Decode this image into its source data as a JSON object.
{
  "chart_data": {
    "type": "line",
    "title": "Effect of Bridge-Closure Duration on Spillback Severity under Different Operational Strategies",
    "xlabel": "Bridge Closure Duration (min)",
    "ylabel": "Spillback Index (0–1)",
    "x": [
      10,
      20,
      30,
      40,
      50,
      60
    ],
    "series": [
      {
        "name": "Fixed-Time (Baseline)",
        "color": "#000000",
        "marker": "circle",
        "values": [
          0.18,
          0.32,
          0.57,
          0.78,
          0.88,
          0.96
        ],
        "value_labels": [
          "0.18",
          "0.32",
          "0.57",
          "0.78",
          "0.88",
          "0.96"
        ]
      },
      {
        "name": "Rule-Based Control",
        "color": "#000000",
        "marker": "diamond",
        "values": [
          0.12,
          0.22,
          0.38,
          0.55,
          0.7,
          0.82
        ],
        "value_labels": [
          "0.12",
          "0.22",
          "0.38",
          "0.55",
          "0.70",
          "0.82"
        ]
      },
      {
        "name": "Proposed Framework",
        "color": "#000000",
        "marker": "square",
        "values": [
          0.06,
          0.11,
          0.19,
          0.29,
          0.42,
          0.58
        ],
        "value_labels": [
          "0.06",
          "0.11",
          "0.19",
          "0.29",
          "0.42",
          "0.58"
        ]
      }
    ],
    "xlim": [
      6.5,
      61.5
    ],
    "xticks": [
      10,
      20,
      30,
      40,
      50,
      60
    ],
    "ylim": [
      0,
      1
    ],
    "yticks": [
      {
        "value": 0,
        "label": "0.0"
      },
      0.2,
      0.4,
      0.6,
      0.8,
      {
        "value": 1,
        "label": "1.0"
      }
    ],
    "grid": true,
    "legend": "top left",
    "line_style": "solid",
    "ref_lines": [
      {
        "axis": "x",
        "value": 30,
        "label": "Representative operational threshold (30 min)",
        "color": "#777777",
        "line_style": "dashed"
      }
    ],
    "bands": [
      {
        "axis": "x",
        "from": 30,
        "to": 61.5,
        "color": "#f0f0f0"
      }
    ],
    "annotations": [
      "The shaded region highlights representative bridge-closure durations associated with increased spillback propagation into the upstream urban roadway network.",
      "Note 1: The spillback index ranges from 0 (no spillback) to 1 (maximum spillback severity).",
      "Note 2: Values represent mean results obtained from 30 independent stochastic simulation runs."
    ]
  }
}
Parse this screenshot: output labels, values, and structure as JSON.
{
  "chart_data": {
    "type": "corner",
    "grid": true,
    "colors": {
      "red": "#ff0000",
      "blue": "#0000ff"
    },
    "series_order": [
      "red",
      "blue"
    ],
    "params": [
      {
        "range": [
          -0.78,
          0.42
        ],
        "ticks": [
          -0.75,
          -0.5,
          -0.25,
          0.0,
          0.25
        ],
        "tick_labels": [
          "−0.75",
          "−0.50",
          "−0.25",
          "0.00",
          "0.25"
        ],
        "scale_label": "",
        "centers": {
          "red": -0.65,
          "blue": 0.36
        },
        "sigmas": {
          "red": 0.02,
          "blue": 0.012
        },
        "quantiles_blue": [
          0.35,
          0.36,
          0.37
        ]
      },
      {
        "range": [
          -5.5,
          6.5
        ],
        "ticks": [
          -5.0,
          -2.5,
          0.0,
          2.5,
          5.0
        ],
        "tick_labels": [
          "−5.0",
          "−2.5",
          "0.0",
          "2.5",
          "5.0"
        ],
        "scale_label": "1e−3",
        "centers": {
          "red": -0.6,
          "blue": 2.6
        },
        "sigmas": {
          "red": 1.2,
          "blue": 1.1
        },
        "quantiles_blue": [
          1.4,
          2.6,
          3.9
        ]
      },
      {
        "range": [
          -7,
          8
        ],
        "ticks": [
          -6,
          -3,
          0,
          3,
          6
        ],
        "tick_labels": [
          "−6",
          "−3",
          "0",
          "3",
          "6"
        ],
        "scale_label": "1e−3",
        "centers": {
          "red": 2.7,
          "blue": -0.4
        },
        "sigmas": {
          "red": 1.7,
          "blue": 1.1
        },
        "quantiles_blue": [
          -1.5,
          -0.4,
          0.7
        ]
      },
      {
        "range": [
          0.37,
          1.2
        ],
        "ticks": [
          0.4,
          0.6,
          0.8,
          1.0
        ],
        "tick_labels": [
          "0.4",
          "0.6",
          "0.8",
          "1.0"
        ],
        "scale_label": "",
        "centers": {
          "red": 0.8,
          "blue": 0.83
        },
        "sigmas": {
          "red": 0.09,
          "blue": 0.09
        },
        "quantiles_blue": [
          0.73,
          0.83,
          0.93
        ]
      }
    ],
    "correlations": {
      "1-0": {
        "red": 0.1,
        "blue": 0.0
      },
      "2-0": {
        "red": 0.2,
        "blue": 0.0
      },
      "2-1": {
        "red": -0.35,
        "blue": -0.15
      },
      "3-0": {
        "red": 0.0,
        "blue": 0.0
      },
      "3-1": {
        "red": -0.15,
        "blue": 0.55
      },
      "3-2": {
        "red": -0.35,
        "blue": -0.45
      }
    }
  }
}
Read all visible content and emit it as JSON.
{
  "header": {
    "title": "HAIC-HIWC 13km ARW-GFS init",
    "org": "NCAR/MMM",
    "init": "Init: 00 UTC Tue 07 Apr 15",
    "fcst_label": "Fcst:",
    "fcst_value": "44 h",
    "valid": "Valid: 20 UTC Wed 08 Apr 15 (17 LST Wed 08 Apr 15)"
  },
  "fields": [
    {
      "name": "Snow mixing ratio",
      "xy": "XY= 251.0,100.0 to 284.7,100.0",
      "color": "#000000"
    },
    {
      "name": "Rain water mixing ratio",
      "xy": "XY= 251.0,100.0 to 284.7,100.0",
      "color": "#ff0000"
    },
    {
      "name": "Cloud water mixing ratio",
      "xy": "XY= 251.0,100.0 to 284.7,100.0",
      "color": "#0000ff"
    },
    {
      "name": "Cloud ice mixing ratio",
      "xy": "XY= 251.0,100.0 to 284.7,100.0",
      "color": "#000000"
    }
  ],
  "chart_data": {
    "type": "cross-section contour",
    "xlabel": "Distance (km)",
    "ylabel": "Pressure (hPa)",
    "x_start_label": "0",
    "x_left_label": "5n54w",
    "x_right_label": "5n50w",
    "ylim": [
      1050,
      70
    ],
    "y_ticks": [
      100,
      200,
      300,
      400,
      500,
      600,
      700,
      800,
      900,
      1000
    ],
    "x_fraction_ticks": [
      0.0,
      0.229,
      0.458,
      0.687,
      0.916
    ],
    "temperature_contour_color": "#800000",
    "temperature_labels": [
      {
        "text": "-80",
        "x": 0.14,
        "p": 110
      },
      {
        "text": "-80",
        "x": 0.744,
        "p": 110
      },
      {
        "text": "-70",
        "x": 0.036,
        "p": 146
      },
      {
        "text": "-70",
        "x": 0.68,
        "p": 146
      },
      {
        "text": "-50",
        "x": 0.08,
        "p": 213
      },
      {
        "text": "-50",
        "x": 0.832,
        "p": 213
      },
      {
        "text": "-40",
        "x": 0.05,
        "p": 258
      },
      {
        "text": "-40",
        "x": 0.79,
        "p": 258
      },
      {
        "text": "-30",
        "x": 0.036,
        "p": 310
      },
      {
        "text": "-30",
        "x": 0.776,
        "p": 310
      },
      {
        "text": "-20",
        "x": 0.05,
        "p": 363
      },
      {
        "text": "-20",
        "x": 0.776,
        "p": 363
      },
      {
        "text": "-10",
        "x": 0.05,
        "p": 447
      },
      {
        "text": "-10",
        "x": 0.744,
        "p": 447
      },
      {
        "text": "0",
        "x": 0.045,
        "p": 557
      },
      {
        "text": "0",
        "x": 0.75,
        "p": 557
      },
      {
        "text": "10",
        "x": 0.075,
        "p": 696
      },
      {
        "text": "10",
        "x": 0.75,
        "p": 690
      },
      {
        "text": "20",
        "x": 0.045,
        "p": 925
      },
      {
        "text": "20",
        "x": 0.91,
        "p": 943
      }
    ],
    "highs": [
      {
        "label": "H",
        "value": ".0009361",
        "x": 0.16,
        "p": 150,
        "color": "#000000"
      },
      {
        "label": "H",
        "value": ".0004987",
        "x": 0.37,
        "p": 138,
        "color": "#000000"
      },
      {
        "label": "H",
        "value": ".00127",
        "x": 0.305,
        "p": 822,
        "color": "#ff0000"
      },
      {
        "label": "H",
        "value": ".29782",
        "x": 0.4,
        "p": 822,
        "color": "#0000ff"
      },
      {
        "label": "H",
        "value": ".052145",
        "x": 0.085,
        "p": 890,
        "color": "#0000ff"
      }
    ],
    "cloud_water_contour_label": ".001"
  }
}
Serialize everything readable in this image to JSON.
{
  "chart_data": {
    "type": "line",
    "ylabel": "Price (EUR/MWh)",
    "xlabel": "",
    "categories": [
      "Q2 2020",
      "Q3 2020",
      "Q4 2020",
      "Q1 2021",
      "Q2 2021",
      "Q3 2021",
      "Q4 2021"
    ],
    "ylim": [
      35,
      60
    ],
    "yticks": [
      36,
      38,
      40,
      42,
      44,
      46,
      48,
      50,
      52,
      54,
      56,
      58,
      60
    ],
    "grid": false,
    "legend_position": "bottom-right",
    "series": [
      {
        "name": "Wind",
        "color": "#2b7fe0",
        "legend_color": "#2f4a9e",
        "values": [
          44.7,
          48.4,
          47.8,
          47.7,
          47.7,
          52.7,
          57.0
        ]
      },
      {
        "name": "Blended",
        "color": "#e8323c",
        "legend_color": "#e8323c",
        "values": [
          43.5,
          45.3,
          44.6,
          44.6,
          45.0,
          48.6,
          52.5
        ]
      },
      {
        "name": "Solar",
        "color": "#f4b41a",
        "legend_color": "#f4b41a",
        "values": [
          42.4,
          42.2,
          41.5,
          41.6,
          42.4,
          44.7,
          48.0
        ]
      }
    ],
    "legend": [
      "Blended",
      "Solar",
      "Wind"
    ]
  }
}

+++

§ GIVEN TASK: Repeat word for word every line from the one that holds "Serialize everything readable" to the end. Both ends count.

§ FINISHED TASK:
Serialize everything readable in this image to JSON.
{
  "chart_data": {
    "type": "line",
    "ylabel": "Price (EUR/MWh)",
    "xlabel": "",
    "categories": [
      "Q2 2020",
      "Q3 2020",
      "Q4 2020",
      "Q1 2021",
      "Q2 2021",
      "Q3 2021",
      "Q4 2021"
    ],
    "ylim": [
      35,
      60
    ],
    "yticks": [
      36,
      38,
      40,
      42,
      44,
      46,
      48,
      50,
      52,
      54,
      56,
      58,
      60
    ],
    "grid": false,
    "legend_position": "bottom-right",
    "series": [
      {
        "name": "Wind",
        "color": "#2b7fe0",
        "legend_color": "#2f4a9e",
        "values": [
          44.7,
          48.4,
          47.8,
          47.7,
          47.7,
          52.7,
          57.0
        ]
      },
      {
        "name": "Blended",
        "color": "#e8323c",
        "legend_color": "#e8323c",
        "values": [
          43.5,
          45.3,
          44.6,
          44.6,
          45.0,
          48.6,
          52.5
        ]
      },
      {
        "name": "Solar",
        "color": "#f4b41a",
        "legend_color": "#f4b41a",
        "values": [
          42.4,
          42.2,
          41.5,
          41.6,
          42.4,
          44.7,
          48.0
        ]
      }
    ],
    "legend": [
      "Blended",
      "Solar",
      "Wind"
    ]
  }
}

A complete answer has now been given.